* [EXERCISE REQUIREMENTS]
Identify all lines in the listing that include the word "JSON", and copy them out.

BEGIN

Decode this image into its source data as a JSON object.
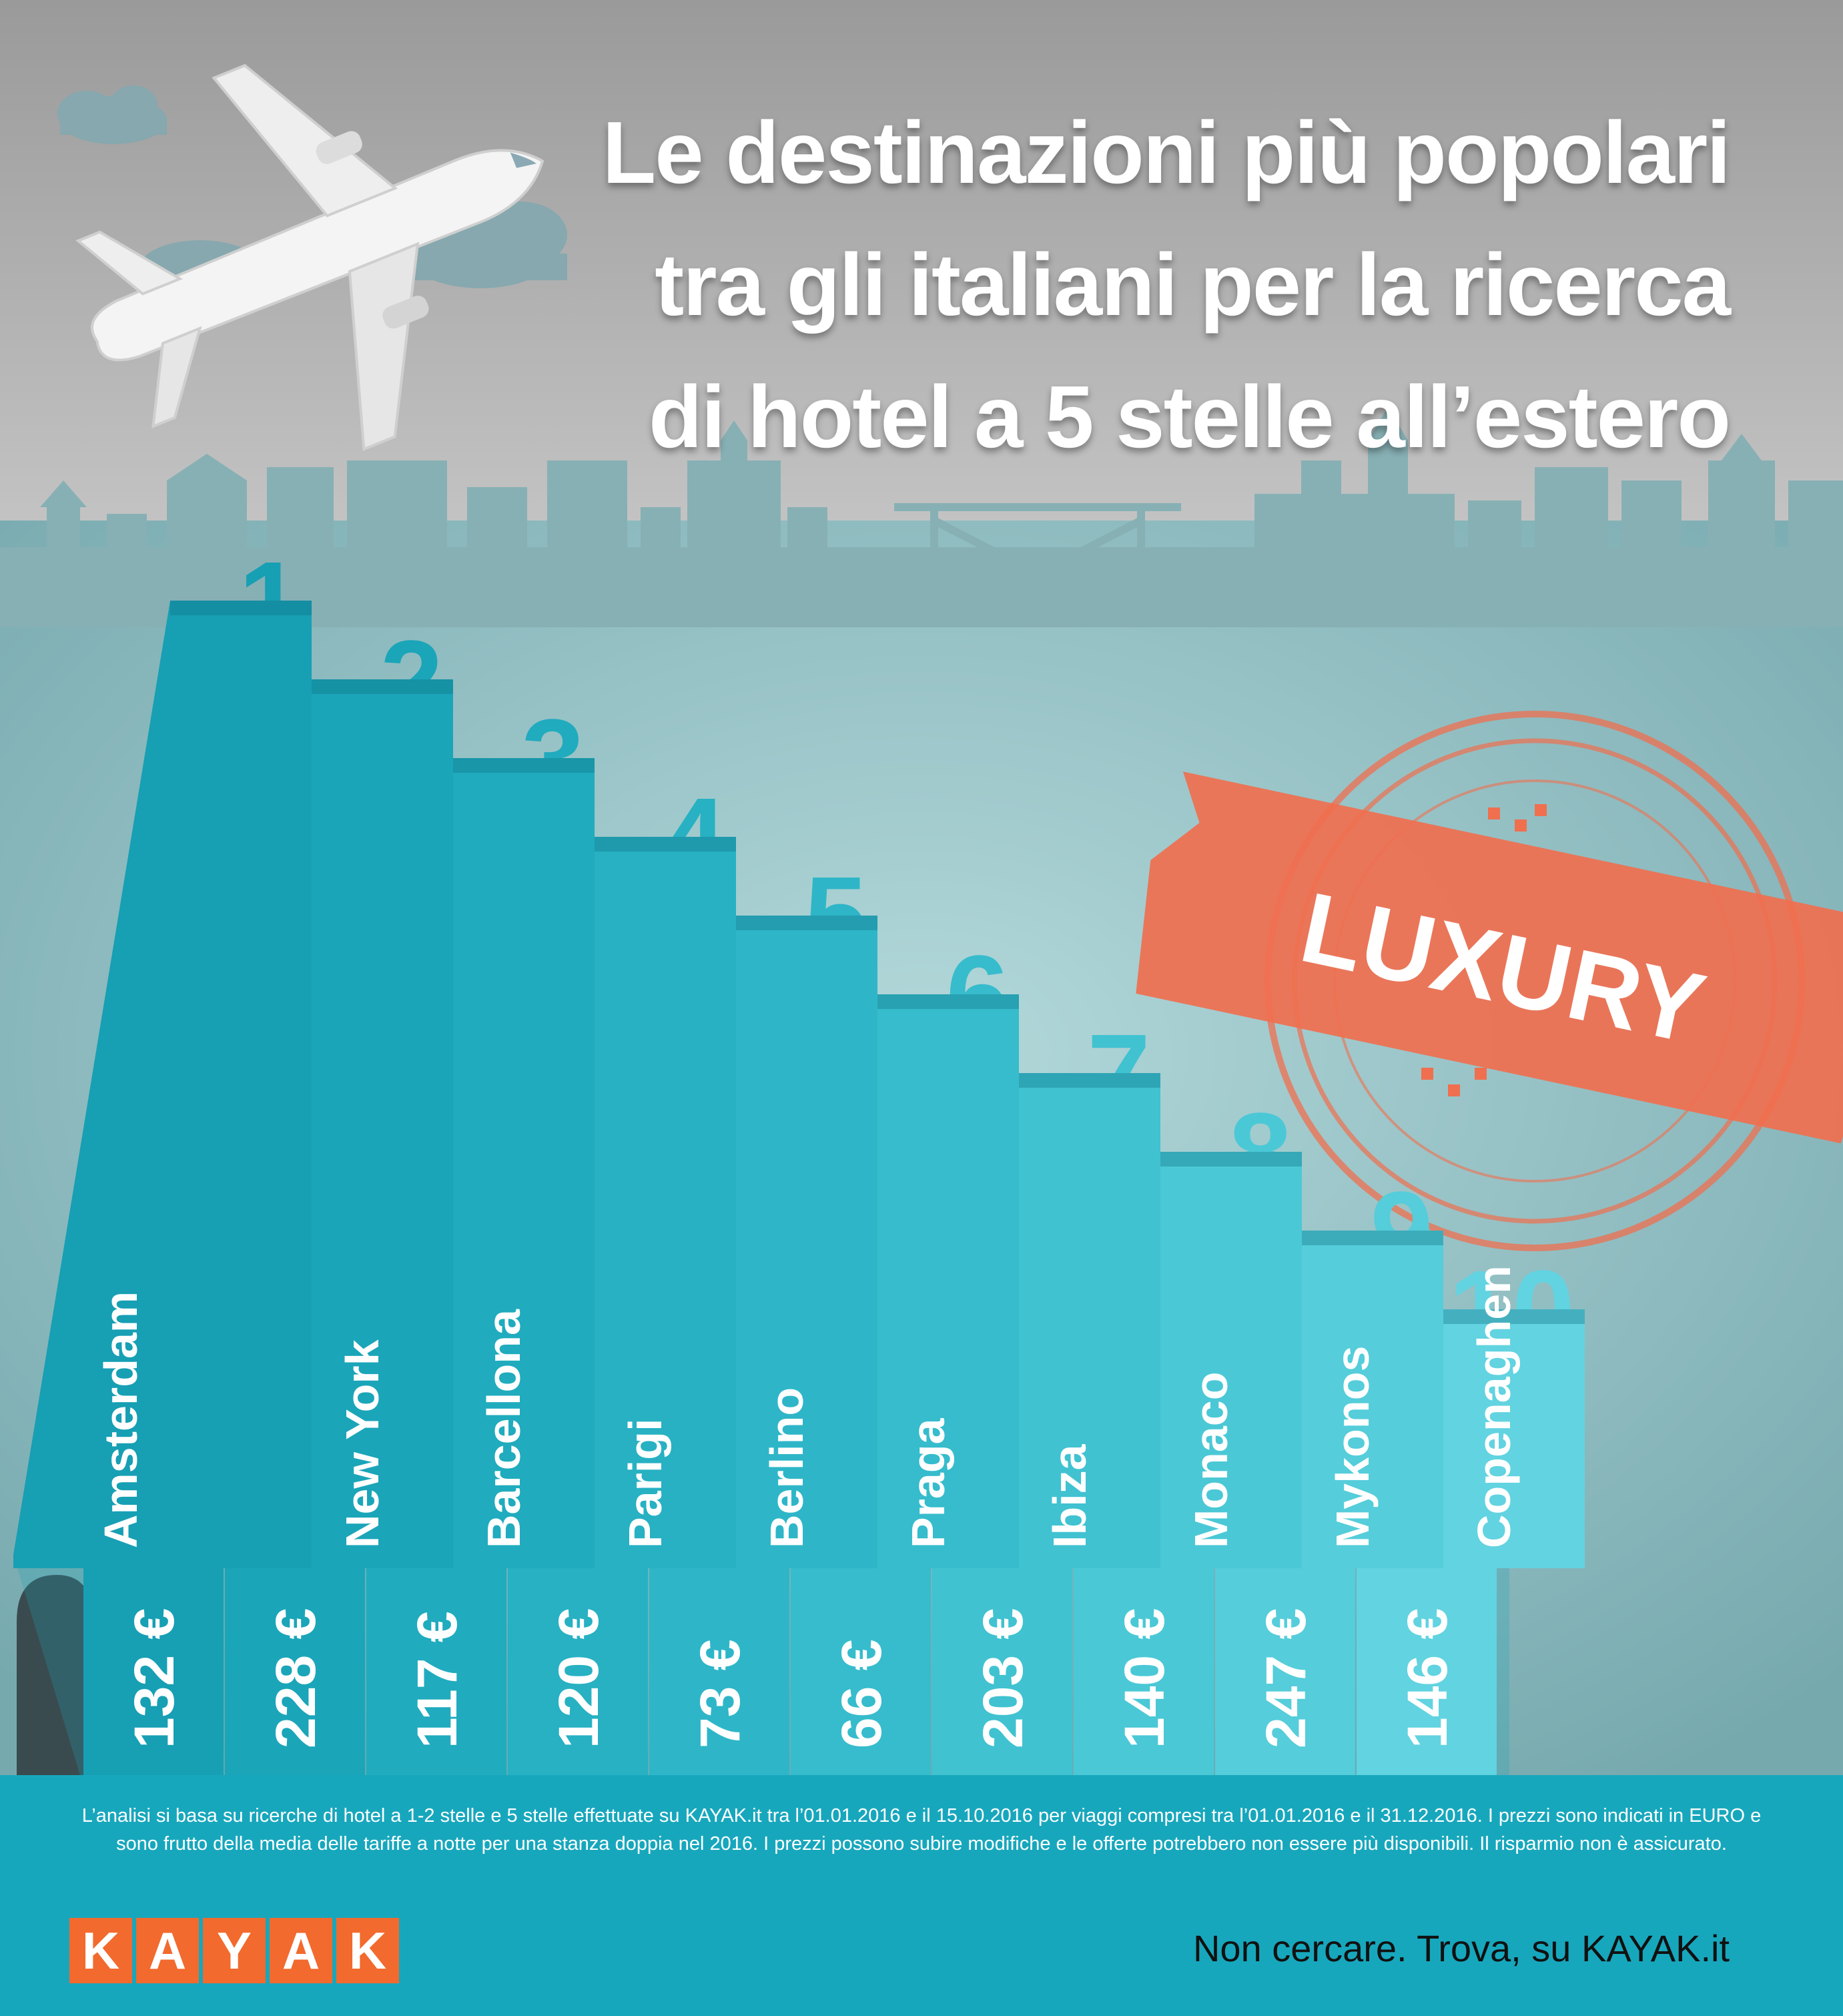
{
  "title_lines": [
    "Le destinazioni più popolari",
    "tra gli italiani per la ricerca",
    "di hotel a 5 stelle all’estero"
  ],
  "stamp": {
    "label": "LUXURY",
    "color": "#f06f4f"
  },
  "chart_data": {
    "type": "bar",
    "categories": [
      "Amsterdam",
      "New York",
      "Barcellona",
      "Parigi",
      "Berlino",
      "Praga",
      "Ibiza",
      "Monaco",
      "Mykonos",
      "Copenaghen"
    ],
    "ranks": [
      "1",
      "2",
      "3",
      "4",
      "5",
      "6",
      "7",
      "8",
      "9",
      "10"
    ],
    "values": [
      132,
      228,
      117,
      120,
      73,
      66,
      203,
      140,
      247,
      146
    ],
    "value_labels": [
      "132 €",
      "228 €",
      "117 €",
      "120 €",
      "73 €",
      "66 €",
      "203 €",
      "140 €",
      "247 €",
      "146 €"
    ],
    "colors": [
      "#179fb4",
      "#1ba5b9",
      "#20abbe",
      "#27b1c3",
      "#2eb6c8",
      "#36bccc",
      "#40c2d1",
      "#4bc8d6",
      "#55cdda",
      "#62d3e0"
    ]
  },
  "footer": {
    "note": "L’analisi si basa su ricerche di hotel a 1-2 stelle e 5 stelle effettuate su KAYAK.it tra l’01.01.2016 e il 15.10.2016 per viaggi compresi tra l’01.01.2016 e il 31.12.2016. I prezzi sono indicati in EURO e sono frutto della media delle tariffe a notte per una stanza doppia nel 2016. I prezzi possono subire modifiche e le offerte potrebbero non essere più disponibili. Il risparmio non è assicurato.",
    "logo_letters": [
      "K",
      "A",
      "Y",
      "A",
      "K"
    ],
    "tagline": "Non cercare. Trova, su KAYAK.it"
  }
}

END
BEGIN

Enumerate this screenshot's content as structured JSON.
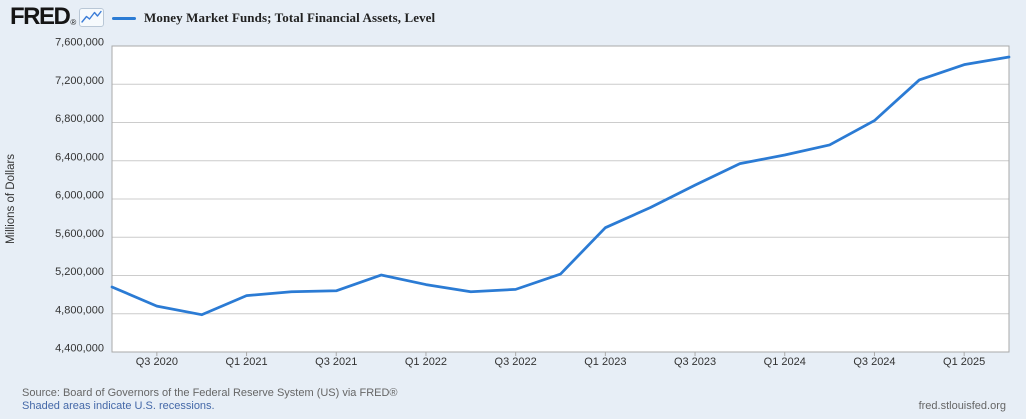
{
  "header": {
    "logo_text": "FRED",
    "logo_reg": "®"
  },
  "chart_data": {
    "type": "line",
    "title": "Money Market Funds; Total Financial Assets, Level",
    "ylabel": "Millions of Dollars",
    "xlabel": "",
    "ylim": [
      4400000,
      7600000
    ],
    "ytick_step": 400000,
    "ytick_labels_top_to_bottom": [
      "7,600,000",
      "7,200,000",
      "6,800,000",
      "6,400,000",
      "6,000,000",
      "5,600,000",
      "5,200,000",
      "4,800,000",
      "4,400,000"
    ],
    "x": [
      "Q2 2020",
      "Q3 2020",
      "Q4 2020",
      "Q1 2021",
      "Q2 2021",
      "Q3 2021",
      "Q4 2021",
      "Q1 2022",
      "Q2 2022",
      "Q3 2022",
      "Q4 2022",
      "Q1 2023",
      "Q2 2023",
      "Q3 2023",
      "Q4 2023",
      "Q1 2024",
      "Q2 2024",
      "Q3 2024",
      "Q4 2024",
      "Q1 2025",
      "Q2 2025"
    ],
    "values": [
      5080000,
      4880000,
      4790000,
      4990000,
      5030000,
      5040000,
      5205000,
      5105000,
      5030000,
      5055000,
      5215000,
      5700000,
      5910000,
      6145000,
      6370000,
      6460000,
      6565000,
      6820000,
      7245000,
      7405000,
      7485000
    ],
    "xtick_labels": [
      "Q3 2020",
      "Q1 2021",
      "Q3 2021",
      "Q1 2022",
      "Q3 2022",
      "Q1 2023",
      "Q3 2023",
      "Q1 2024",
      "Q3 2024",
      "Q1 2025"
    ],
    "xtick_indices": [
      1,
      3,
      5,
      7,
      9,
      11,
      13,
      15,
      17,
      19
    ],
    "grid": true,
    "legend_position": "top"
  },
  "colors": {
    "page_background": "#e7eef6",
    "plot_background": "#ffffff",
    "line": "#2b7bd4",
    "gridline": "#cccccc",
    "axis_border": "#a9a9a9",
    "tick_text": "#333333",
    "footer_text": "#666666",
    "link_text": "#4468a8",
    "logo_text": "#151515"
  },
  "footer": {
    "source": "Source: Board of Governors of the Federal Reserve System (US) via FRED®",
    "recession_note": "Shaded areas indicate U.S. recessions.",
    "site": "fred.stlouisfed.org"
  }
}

END

* [WRITTEN ANSWER]
Decode this image into its source data as a JSON object.
Enumerate this screenshot's content as structured JSON.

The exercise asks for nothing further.